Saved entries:
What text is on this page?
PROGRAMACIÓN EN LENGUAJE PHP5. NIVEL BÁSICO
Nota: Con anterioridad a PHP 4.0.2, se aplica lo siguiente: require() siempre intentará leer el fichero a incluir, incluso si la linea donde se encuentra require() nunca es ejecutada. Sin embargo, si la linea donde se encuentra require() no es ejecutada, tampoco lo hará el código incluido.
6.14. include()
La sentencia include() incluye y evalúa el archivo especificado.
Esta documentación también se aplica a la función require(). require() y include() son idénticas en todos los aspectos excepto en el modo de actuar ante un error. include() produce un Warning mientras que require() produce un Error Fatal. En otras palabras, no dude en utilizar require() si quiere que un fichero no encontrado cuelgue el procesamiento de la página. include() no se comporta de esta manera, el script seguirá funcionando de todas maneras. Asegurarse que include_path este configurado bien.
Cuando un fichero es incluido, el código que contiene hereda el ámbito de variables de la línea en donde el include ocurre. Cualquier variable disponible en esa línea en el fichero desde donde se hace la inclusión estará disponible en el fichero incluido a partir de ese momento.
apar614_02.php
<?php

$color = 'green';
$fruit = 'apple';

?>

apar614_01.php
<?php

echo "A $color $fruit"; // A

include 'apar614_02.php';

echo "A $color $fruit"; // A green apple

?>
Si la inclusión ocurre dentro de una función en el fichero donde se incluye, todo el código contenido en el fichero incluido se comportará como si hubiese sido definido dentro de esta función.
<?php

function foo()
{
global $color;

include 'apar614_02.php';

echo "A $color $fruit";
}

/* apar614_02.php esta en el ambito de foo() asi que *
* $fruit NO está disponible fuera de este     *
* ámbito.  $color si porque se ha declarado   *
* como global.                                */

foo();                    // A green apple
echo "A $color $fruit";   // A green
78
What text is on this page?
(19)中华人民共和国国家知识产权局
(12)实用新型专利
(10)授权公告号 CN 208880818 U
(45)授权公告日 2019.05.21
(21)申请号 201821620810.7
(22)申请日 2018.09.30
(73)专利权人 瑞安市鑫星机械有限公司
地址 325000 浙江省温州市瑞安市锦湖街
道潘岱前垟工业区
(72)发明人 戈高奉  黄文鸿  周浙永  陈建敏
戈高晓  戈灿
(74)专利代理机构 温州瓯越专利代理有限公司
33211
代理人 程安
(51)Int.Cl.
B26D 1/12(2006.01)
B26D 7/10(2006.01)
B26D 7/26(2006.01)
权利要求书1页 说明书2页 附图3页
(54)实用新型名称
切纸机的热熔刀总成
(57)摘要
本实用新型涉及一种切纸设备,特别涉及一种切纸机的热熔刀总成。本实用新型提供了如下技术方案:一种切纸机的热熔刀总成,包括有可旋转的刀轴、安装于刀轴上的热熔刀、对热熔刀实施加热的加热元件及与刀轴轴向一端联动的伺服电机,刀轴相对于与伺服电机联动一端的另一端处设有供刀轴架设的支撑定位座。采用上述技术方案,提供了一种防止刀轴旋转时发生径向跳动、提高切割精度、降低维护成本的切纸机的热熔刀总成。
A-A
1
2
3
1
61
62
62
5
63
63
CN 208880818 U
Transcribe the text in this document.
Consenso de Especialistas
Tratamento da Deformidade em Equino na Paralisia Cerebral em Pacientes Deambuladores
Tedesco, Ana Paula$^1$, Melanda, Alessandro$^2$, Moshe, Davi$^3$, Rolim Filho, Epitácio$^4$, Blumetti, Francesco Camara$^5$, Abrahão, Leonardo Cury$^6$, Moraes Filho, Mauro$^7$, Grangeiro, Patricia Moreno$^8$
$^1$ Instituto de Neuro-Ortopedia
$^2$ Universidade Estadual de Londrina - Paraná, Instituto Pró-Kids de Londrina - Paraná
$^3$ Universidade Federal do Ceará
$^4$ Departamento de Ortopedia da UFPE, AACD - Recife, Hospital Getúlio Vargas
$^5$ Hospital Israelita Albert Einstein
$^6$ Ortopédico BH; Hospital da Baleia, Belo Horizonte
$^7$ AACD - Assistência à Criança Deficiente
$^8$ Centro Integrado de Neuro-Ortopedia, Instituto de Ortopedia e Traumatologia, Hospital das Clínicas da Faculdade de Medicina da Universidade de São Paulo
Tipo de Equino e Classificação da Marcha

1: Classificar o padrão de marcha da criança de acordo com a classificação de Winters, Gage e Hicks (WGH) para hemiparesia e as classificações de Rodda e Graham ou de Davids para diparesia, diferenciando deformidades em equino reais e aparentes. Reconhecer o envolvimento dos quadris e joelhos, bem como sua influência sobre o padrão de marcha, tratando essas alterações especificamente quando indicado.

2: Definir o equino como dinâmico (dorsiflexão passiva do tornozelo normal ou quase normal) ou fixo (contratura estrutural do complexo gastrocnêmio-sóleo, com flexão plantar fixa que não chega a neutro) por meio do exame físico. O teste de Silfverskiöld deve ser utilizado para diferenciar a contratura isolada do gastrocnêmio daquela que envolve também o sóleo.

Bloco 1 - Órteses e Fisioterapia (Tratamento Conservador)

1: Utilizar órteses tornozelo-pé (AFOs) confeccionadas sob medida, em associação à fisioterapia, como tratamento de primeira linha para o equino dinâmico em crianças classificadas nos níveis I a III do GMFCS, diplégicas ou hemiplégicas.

◆ **Direction**: Search the data above for the string "apple" and copy each line that has it.

◆ **Answer to the task**:
$fruit = 'apple';
echo "A $color $fruit"; // A green apple
foo();                    // A green apple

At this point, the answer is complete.